** Start of Given records **

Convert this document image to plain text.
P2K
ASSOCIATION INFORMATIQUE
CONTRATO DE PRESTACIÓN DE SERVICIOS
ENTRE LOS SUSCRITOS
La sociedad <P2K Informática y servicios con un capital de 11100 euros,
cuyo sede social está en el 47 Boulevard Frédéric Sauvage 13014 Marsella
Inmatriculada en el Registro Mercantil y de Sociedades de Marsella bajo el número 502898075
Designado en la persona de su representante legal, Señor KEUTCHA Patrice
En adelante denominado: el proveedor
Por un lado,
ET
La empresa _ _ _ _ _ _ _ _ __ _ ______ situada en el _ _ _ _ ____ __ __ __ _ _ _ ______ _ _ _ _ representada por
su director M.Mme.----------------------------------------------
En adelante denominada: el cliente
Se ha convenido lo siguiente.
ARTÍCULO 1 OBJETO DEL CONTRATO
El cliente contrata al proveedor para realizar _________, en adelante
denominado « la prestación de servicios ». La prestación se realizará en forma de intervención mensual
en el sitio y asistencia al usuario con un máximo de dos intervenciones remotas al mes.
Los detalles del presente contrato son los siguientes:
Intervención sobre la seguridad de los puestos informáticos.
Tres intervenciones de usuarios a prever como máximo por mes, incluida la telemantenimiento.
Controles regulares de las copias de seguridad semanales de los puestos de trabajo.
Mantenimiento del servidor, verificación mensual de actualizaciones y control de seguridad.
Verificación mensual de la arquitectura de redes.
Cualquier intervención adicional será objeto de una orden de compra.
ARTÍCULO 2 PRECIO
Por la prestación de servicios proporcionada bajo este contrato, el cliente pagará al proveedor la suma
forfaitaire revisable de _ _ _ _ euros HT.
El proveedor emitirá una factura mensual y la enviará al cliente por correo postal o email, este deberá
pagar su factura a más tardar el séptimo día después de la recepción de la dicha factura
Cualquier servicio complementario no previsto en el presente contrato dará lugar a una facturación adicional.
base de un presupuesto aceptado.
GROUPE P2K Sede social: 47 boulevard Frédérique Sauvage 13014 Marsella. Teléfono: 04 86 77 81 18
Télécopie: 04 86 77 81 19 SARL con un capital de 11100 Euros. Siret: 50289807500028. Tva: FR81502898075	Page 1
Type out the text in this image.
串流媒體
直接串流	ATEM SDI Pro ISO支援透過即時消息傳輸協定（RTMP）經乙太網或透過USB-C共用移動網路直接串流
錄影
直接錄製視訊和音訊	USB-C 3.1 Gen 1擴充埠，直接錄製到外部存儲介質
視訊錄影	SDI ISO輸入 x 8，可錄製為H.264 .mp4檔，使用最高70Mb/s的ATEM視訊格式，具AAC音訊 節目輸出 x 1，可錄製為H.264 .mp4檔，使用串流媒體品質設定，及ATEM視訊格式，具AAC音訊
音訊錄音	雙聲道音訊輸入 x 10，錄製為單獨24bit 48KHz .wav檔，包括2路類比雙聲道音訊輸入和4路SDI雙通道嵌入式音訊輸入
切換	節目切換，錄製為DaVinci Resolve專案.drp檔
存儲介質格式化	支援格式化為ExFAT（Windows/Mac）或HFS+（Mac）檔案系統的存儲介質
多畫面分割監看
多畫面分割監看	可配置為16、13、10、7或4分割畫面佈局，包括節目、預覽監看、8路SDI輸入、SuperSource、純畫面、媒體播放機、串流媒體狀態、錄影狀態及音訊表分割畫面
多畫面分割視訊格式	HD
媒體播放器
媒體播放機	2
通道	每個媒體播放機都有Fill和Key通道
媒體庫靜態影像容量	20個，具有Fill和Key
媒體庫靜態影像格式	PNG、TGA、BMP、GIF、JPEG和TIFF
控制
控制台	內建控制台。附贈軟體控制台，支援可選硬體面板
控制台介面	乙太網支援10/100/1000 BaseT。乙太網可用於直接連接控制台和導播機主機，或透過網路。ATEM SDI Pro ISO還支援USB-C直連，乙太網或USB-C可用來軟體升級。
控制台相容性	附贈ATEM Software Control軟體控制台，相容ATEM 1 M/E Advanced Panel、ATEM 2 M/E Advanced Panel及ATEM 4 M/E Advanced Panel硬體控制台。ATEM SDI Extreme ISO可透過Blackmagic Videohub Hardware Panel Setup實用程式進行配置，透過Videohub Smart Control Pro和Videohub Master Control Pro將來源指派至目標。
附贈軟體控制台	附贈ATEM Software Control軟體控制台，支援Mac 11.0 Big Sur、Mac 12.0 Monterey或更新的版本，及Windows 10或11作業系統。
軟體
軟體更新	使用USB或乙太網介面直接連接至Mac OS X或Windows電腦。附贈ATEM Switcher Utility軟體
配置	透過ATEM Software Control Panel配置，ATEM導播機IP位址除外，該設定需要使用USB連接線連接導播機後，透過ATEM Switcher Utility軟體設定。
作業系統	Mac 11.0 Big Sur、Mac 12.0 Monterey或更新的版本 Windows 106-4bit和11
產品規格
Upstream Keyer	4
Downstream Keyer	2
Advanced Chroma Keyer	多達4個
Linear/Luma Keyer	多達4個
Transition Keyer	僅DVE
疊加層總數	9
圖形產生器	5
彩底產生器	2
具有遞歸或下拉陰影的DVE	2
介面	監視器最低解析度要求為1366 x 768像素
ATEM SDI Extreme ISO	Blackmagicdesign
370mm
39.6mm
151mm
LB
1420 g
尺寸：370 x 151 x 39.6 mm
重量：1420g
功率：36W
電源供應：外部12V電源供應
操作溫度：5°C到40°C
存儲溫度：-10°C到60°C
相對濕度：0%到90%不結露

** End of Given records **

*Exercise directions*.
Write out every entry again exactly, please, with nothing missing.

*Exercise answer*.
Convert this document image to plain text.
P2K
ASSOCIATION INFORMATIQUE
CONTRATO DE PRESTACIÓN DE SERVICIOS
ENTRE LOS SUSCRITOS
La sociedad <P2K Informática y servicios con un capital de 11100 euros,
cuyo sede social está en el 47 Boulevard Frédéric Sauvage 13014 Marsella
Inmatriculada en el Registro Mercantil y de Sociedades de Marsella bajo el número 502898075
Designado en la persona de su representante legal, Señor KEUTCHA Patrice
En adelante denominado: el proveedor
Por un lado,
ET
La empresa _ _ _ _ _ _ _ _ __ _ ______ situada en el _ _ _ _ ____ __ __ __ _ _ _ ______ _ _ _ _ representada por
su director M.Mme.----------------------------------------------
En adelante denominada: el cliente
Se ha convenido lo siguiente.
ARTÍCULO 1 OBJETO DEL CONTRATO
El cliente contrata al proveedor para realizar _________, en adelante
denominado « la prestación de servicios ». La prestación se realizará en forma de intervención mensual
en el sitio y asistencia al usuario con un máximo de dos intervenciones remotas al mes.
Los detalles del presente contrato son los siguientes:
Intervención sobre la seguridad de los puestos informáticos.
Tres intervenciones de usuarios a prever como máximo por mes, incluida la telemantenimiento.
Controles regulares de las copias de seguridad semanales de los puestos de trabajo.
Mantenimiento del servidor, verificación mensual de actualizaciones y control de seguridad.
Verificación mensual de la arquitectura de redes.
Cualquier intervención adicional será objeto de una orden de compra.
ARTÍCULO 2 PRECIO
Por la prestación de servicios proporcionada bajo este contrato, el cliente pagará al proveedor la suma
forfaitaire revisable de _ _ _ _ euros HT.
El proveedor emitirá una factura mensual y la enviará al cliente por correo postal o email, este deberá
pagar su factura a más tardar el séptimo día después de la recepción de la dicha factura
Cualquier servicio complementario no previsto en el presente contrato dará lugar a una facturación adicional.
base de un presupuesto aceptado.
GROUPE P2K Sede social: 47 boulevard Frédérique Sauvage 13014 Marsella. Teléfono: 04 86 77 81 18
Télécopie: 04 86 77 81 19 SARL con un capital de 11100 Euros. Siret: 50289807500028. Tva: FR81502898075	Page 1
Type out the text in this image.
串流媒體
直接串流	ATEM SDI Pro ISO支援透過即時消息傳輸協定（RTMP）經乙太網或透過USB-C共用移動網路直接串流
錄影
直接錄製視訊和音訊	USB-C 3.1 Gen 1擴充埠，直接錄製到外部存儲介質
視訊錄影	SDI ISO輸入 x 8，可錄製為H.264 .mp4檔，使用最高70Mb/s的ATEM視訊格式，具AAC音訊 節目輸出 x 1，可錄製為H.264 .mp4檔，使用串流媒體品質設定，及ATEM視訊格式，具AAC音訊
音訊錄音	雙聲道音訊輸入 x 10，錄製為單獨24bit 48KHz .wav檔，包括2路類比雙聲道音訊輸入和4路SDI雙通道嵌入式音訊輸入
切換	節目切換，錄製為DaVinci Resolve專案.drp檔
存儲介質格式化	支援格式化為ExFAT（Windows/Mac）或HFS+（Mac）檔案系統的存儲介質
多畫面分割監看
多畫面分割監看	可配置為16、13、10、7或4分割畫面佈局，包括節目、預覽監看、8路SDI輸入、SuperSource、純畫面、媒體播放機、串流媒體狀態、錄影狀態及音訊表分割畫面
多畫面分割視訊格式	HD
媒體播放器
媒體播放機	2
通道	每個媒體播放機都有Fill和Key通道
媒體庫靜態影像容量	20個，具有Fill和Key
媒體庫靜態影像格式	PNG、TGA、BMP、GIF、JPEG和TIFF
控制
控制台	內建控制台。附贈軟體控制台，支援可選硬體面板
控制台介面	乙太網支援10/100/1000 BaseT。乙太網可用於直接連接控制台和導播機主機，或透過網路。ATEM SDI Pro ISO還支援USB-C直連，乙太網或USB-C可用來軟體升級。
控制台相容性	附贈ATEM Software Control軟體控制台，相容ATEM 1 M/E Advanced Panel、ATEM 2 M/E Advanced Panel及ATEM 4 M/E Advanced Panel硬體控制台。ATEM SDI Extreme ISO可透過Blackmagic Videohub Hardware Panel Setup實用程式進行配置，透過Videohub Smart Control Pro和Videohub Master Control Pro將來源指派至目標。
附贈軟體控制台	附贈ATEM Software Control軟體控制台，支援Mac 11.0 Big Sur、Mac 12.0 Monterey或更新的版本，及Windows 10或11作業系統。
軟體
軟體更新	使用USB或乙太網介面直接連接至Mac OS X或Windows電腦。附贈ATEM Switcher Utility軟體
配置	透過ATEM Software Control Panel配置，ATEM導播機IP位址除外，該設定需要使用USB連接線連接導播機後，透過ATEM Switcher Utility軟體設定。
作業系統	Mac 11.0 Big Sur、Mac 12.0 Monterey或更新的版本 Windows 106-4bit和11
產品規格
Upstream Keyer	4
Downstream Keyer	2
Advanced Chroma Keyer	多達4個
Linear/Luma Keyer	多達4個
Transition Keyer	僅DVE
疊加層總數	9
圖形產生器	5
彩底產生器	2
具有遞歸或下拉陰影的DVE	2
介面	監視器最低解析度要求為1366 x 768像素
ATEM SDI Extreme ISO	Blackmagicdesign
370mm
39.6mm
151mm
LB
1420 g
尺寸：370 x 151 x 39.6 mm
重量：1420g
功率：36W
電源供應：外部12V電源供應
操作溫度：5°C到40°C
存儲溫度：-10°C到60°C
相對濕度：0%到90%不結露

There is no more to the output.